◆ **Work required**:
Restate the data below word for word. Skip any images it contains.

◆ **Dataset extract**:
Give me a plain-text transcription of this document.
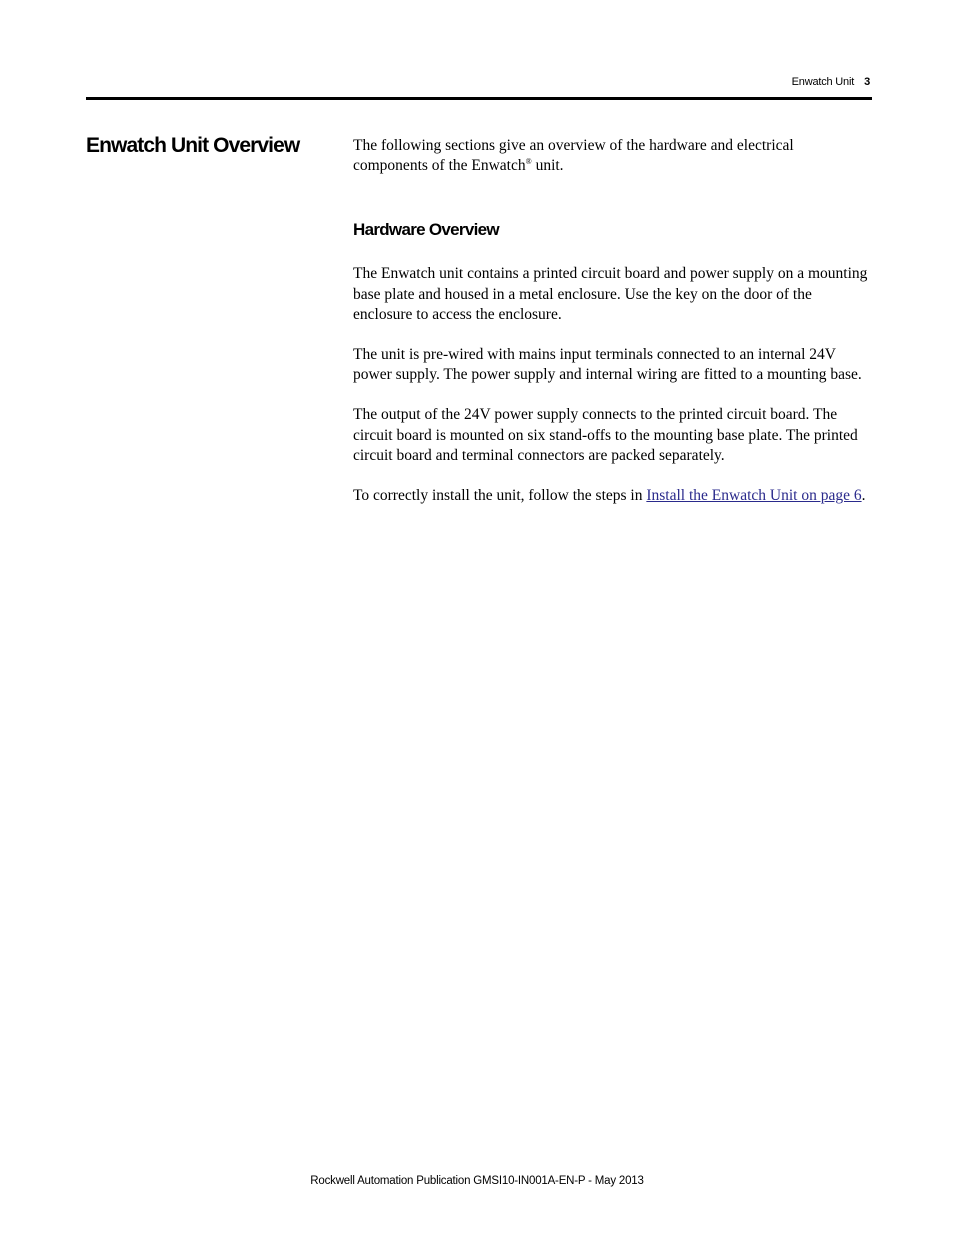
Enwatch Unit 3
Enwatch Unit Overview	The following sections give an overview of the hardware and electrical components of the Enwatch® unit.

Hardware Overview

The Enwatch unit contains a printed circuit board and power supply on a mounting base plate and housed in a metal enclosure. Use the key on the door of the enclosure to access the enclosure.

The unit is pre-wired with mains input terminals connected to an internal 24V power supply. The power supply and internal wiring are fitted to a mounting base.

The output of the 24V power supply connects to the printed circuit board. The circuit board is mounted on six stand-offs to the mounting base plate. The printed circuit board and terminal connectors are packed separately.

To correctly install the unit, follow the steps in Install the Enwatch Unit on page 6.

Rockwell Automation Publication GMSI10-IN001A-EN-P - May 2013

◆ **Output**:
Give me a plain-text transcription of this document.
Enwatch Unit 3
Enwatch Unit Overview	The following sections give an overview of the hardware and electrical components of the Enwatch® unit.

Hardware Overview

The Enwatch unit contains a printed circuit board and power supply on a mounting base plate and housed in a metal enclosure. Use the key on the door of the enclosure to access the enclosure.

The unit is pre-wired with mains input terminals connected to an internal 24V power supply. The power supply and internal wiring are fitted to a mounting base.

The output of the 24V power supply connects to the printed circuit board. The circuit board is mounted on six stand-offs to the mounting base plate. The printed circuit board and terminal connectors are packed separately.

To correctly install the unit, follow the steps in Install the Enwatch Unit on page 6.

Rockwell Automation Publication GMSI10-IN001A-EN-P - May 2013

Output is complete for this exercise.